:: Stated exercise ::
Each record below should be output verbatim, without pictures.

Dataset entries
-- Begin --
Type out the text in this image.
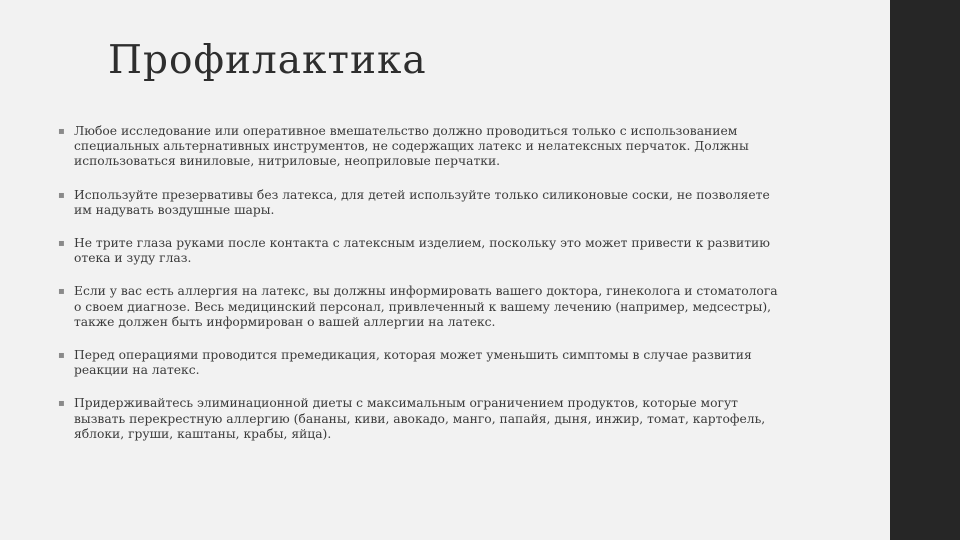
Профилактика
▪ Любое исследование или оперативное вмешательство должно проводиться только с использованием специальных альтернативных инструментов, не содержащих латекс и нелатексных перчаток. Должны использоваться виниловые, нитриловые, неоприловые перчатки.
▪ Используйте презервативы без латекса, для детей используйте только силиконовые соски, не позволяете им надувать воздушные шары.
▪ Не трите глаза руками после контакта с латексным изделием, поскольку это может привести к развитию отека и зуду глаз.
▪ Если у вас есть аллергия на латекс, вы должны информировать вашего доктора, гинеколога и стоматолога о своем диагнозе. Весь медицинский персонал, привлеченный к вашему лечению (например, медсестры), также должен быть информирован о вашей аллергии на латекс.
▪ Перед операциями проводится премедикация, которая может уменьшить симптомы в случае развития реакции на латекс.
▪ Придерживайтесь элиминационной диеты с максимальным ограничением продуктов, которые могут вызвать перекрестную аллергию (бананы, киви, авокадо, манго, папайя, дыня, инжир, томат, картофель, яблоки, груши, каштаны, крабы, яйца).
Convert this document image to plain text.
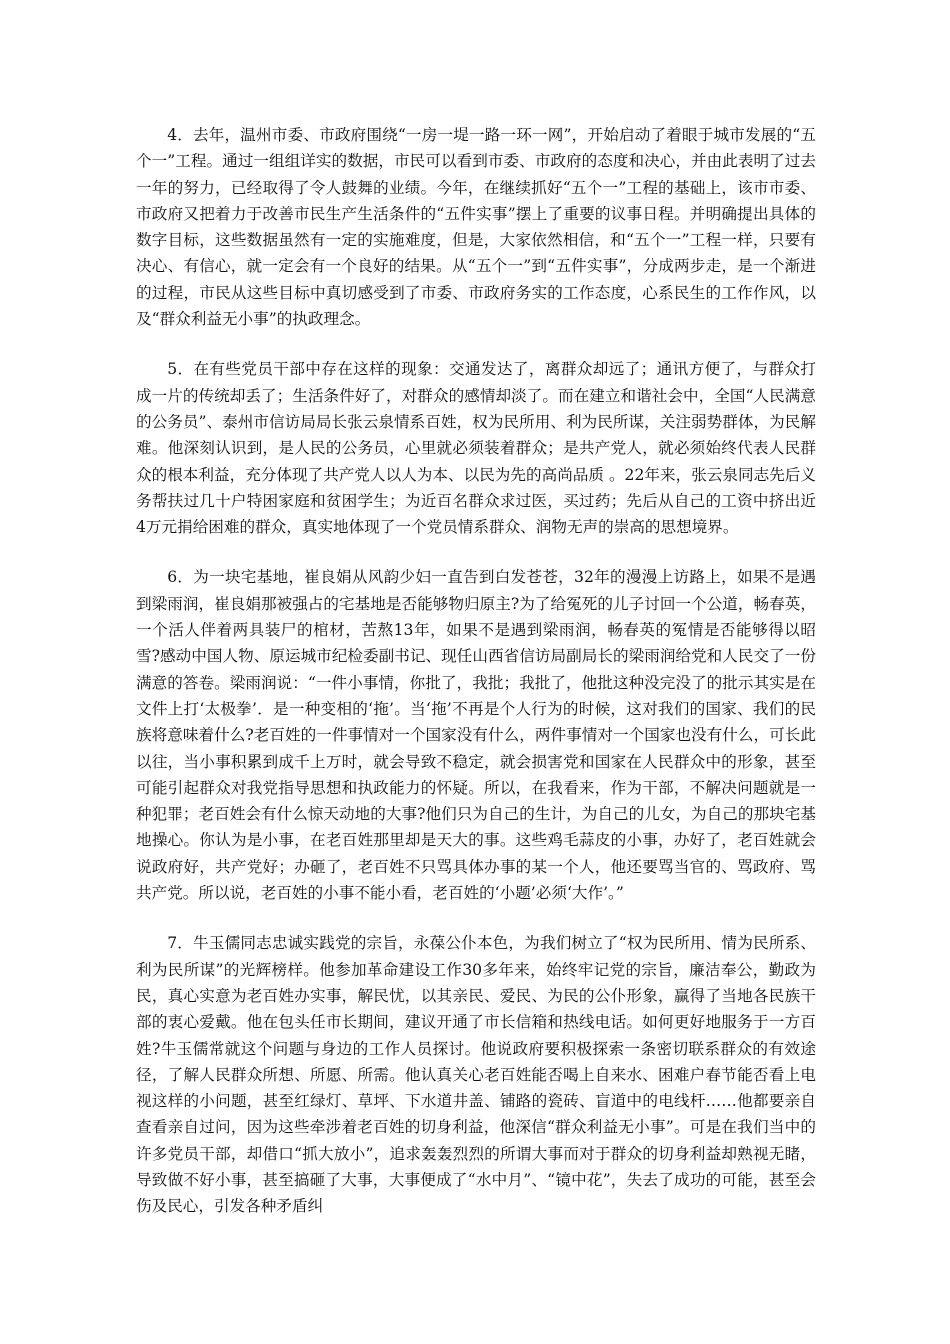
4．去年，温州市委、市政府围绕“一房一堤一路一环一网”，开始启动了着眼于城市发展的“五个一”工程。通过一组组详实的数据，市民可以看到市委、市政府的态度和决心，并由此表明了过去一年的努力，已经取得了令人鼓舞的业绩。今年，在继续抓好“五个一”工程的基础上，该市市委、市政府又把着力于改善市民生产生活条件的“五件实事”摆上了重要的议事日程。并明确提出具体的数字目标，这些数据虽然有一定的实施难度，但是，大家依然相信，和“五个一”工程一样，只要有决心、有信心，就一定会有一个良好的结果。从“五个一”到“五件实事”，分成两步走，是一个渐进的过程，市民从这些目标中真切感受到了市委、市政府务实的工作态度，心系民生的工作作风，以及“群众利益无小事”的执政理念。

5．在有些党员干部中存在这样的现象：交通发达了，离群众却远了；通讯方便了，与群众打成一片的传统却丢了；生活条件好了，对群众的感情却淡了。而在建立和谐社会中，全国“人民满意的公务员”、泰州市信访局局长张云泉情系百姓，权为民所用、利为民所谋，关注弱势群体，为民解难。他深刻认识到，是人民的公务员，心里就必须装着群众；是共产党人，就必须始终代表人民群众的根本利益，充分体现了共产党人以人为本、以民为先的高尚品质 。22年来，张云泉同志先后义务帮扶过几十户特困家庭和贫困学生；为近百名群众求过医，买过药；先后从自己的工资中挤出近4万元捐给困难的群众，真实地体现了一个党员情系群众、润物无声的崇高的思想境界。

6．为一块宅基地，崔良娟从风韵少妇一直告到白发苍苍，32年的漫漫上访路上，如果不是遇到梁雨润，崔良娟那被强占的宅基地是否能够物归原主?为了给冤死的儿子讨回一个公道，畅春英，一个活人伴着两具装尸的棺材，苦熬13年，如果不是遇到梁雨润，畅春英的冤情是否能够得以昭雪?感动中国人物、原运城市纪检委副书记、现任山西省信访局副局长的梁雨润给党和人民交了一份满意的答卷。梁雨润说：“一件小事情，你批了，我批；我批了，他批这种没完没了的批示其实是在文件上打‘太极拳’．是一种变相的‘拖’。当‘拖’不再是个人行为的时候，这对我们的国家、我们的民族将意味着什么?老百姓的一件事情对一个国家没有什么，两件事情对一个国家也没有什么，可长此以往，当小事积累到成千上万时，就会导致不稳定，就会损害党和国家在人民群众中的形象，甚至可能引起群众对我党指导思想和执政能力的怀疑。所以，在我看来，作为干部，不解决问题就是一种犯罪；老百姓会有什么惊天动地的大事?他们只为自己的生计，为自己的儿女，为自己的那块宅基地操心。你认为是小事，在老百姓那里却是天大的事。这些鸡毛蒜皮的小事，办好了，老百姓就会说政府好，共产党好；办砸了，老百姓不只骂具体办事的某一个人，他还要骂当官的、骂政府、骂共产党。所以说，老百姓的小事不能小看，老百姓的‘小题’必须‘大作’。”

7．牛玉儒同志忠诚实践党的宗旨，永葆公仆本色，为我们树立了“权为民所用、情为民所系、利为民所谋”的光辉榜样。他参加革命建设工作30多年来，始终牢记党的宗旨，廉洁奉公，勤政为民，真心实意为老百姓办实事，解民忧，以其亲民、爱民、为民的公仆形象，赢得了当地各民族干部的衷心爱戴。他在包头任市长期间，建议开通了市长信箱和热线电话。如何更好地服务于一方百姓?牛玉儒常就这个问题与身边的工作人员探讨。他说政府要积极探索一条密切联系群众的有效途径，了解人民群众所想、所愿、所需。他认真关心老百姓能否喝上自来水、困难户春节能否看上电视这样的小问题，甚至红绿灯、草坪、下水道井盖、铺路的瓷砖、盲道中的电线杆……他都要亲自查看亲自过问，因为这些牵涉着老百姓的切身利益，他深信“群众利益无小事”。可是在我们当中的许多党员干部，却借口“抓大放小”，追求轰轰烈烈的所谓大事而对于群众的切身利益却熟视无睹，导致做不好小事，甚至搞砸了大事，大事便成了“水中月”、“镜中花”，失去了成功的可能，甚至会伤及民心，引发各种矛盾纠
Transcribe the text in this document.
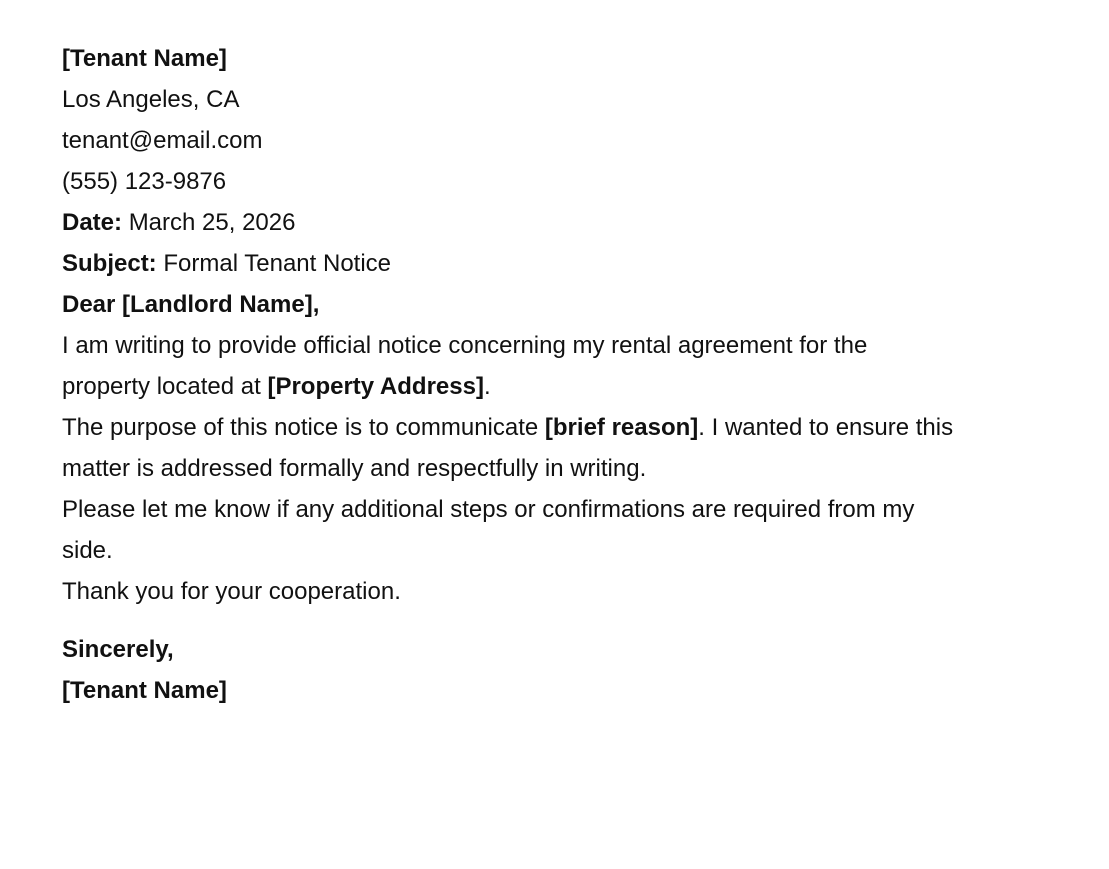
[Tenant Name]
Los Angeles, CA
tenant@email.com
(555) 123-9876

Date: March 25, 2026

Subject: Formal Tenant Notice

Dear [Landlord Name],

I am writing to provide official notice concerning my rental agreement for the
property located at [Property Address].

The purpose of this notice is to communicate [brief reason]. I wanted to ensure this
matter is addressed formally and respectfully in writing.

Please let me know if any additional steps or confirmations are required from my
side.

Thank you for your cooperation.

Sincerely,
[Tenant Name]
-- End --
:: Response to the exercise ::
Type out the text in this image.
Профилактика
▪ Любое исследование или оперативное вмешательство должно проводиться только с использованием специальных альтернативных инструментов, не содержащих латекс и нелатексных перчаток. Должны использоваться виниловые, нитриловые, неоприловые перчатки.
▪ Используйте презервативы без латекса, для детей используйте только силиконовые соски, не позволяете им надувать воздушные шары.
▪ Не трите глаза руками после контакта с латексным изделием, поскольку это может привести к развитию отека и зуду глаз.
▪ Если у вас есть аллергия на латекс, вы должны информировать вашего доктора, гинеколога и стоматолога о своем диагнозе. Весь медицинский персонал, привлеченный к вашему лечению (например, медсестры), также должен быть информирован о вашей аллергии на латекс.
▪ Перед операциями проводится премедикация, которая может уменьшить симптомы в случае развития реакции на латекс.
▪ Придерживайтесь элиминационной диеты с максимальным ограничением продуктов, которые могут вызвать перекрестную аллергию (бананы, киви, авокадо, манго, папайя, дыня, инжир, томат, картофель, яблоки, груши, каштаны, крабы, яйца).
Convert this document image to plain text.
4．去年，温州市委、市政府围绕“一房一堤一路一环一网”，开始启动了着眼于城市发展的“五个一”工程。通过一组组详实的数据，市民可以看到市委、市政府的态度和决心，并由此表明了过去一年的努力，已经取得了令人鼓舞的业绩。今年，在继续抓好“五个一”工程的基础上，该市市委、市政府又把着力于改善市民生产生活条件的“五件实事”摆上了重要的议事日程。并明确提出具体的数字目标，这些数据虽然有一定的实施难度，但是，大家依然相信，和“五个一”工程一样，只要有决心、有信心，就一定会有一个良好的结果。从“五个一”到“五件实事”，分成两步走，是一个渐进的过程，市民从这些目标中真切感受到了市委、市政府务实的工作态度，心系民生的工作作风，以及“群众利益无小事”的执政理念。

5．在有些党员干部中存在这样的现象：交通发达了，离群众却远了；通讯方便了，与群众打成一片的传统却丢了；生活条件好了，对群众的感情却淡了。而在建立和谐社会中，全国“人民满意的公务员”、泰州市信访局局长张云泉情系百姓，权为民所用、利为民所谋，关注弱势群体，为民解难。他深刻认识到，是人民的公务员，心里就必须装着群众；是共产党人，就必须始终代表人民群众的根本利益，充分体现了共产党人以人为本、以民为先的高尚品质 。22年来，张云泉同志先后义务帮扶过几十户特困家庭和贫困学生；为近百名群众求过医，买过药；先后从自己的工资中挤出近4万元捐给困难的群众，真实地体现了一个党员情系群众、润物无声的崇高的思想境界。

6．为一块宅基地，崔良娟从风韵少妇一直告到白发苍苍，32年的漫漫上访路上，如果不是遇到梁雨润，崔良娟那被强占的宅基地是否能够物归原主?为了给冤死的儿子讨回一个公道，畅春英，一个活人伴着两具装尸的棺材，苦熬13年，如果不是遇到梁雨润，畅春英的冤情是否能够得以昭雪?感动中国人物、原运城市纪检委副书记、现任山西省信访局副局长的梁雨润给党和人民交了一份满意的答卷。梁雨润说：“一件小事情，你批了，我批；我批了，他批这种没完没了的批示其实是在文件上打‘太极拳’．是一种变相的‘拖’。当‘拖’不再是个人行为的时候，这对我们的国家、我们的民族将意味着什么?老百姓的一件事情对一个国家没有什么，两件事情对一个国家也没有什么，可长此以往，当小事积累到成千上万时，就会导致不稳定，就会损害党和国家在人民群众中的形象，甚至可能引起群众对我党指导思想和执政能力的怀疑。所以，在我看来，作为干部，不解决问题就是一种犯罪；老百姓会有什么惊天动地的大事?他们只为自己的生计，为自己的儿女，为自己的那块宅基地操心。你认为是小事，在老百姓那里却是天大的事。这些鸡毛蒜皮的小事，办好了，老百姓就会说政府好，共产党好；办砸了，老百姓不只骂具体办事的某一个人，他还要骂当官的、骂政府、骂共产党。所以说，老百姓的小事不能小看，老百姓的‘小题’必须‘大作’。”

7．牛玉儒同志忠诚实践党的宗旨，永葆公仆本色，为我们树立了“权为民所用、情为民所系、利为民所谋”的光辉榜样。他参加革命建设工作30多年来，始终牢记党的宗旨，廉洁奉公，勤政为民，真心实意为老百姓办实事，解民忧，以其亲民、爱民、为民的公仆形象，赢得了当地各民族干部的衷心爱戴。他在包头任市长期间，建议开通了市长信箱和热线电话。如何更好地服务于一方百姓?牛玉儒常就这个问题与身边的工作人员探讨。他说政府要积极探索一条密切联系群众的有效途径，了解人民群众所想、所愿、所需。他认真关心老百姓能否喝上自来水、困难户春节能否看上电视这样的小问题，甚至红绿灯、草坪、下水道井盖、铺路的瓷砖、盲道中的电线杆……他都要亲自查看亲自过问，因为这些牵涉着老百姓的切身利益，他深信“群众利益无小事”。可是在我们当中的许多党员干部，却借口“抓大放小”，追求轰轰烈烈的所谓大事而对于群众的切身利益却熟视无睹，导致做不好小事，甚至搞砸了大事，大事便成了“水中月”、“镜中花”，失去了成功的可能，甚至会伤及民心，引发各种矛盾纠
Transcribe the text in this document.
[Tenant Name]
Los Angeles, CA
tenant@email.com
(555) 123-9876

Date: March 25, 2026

Subject: Formal Tenant Notice

Dear [Landlord Name],

I am writing to provide official notice concerning my rental agreement for the
property located at [Property Address].

The purpose of this notice is to communicate [brief reason]. I wanted to ensure this
matter is addressed formally and respectfully in writing.

Please let me know if any additional steps or confirmations are required from my
side.

Thank you for your cooperation.

Sincerely,
[Tenant Name]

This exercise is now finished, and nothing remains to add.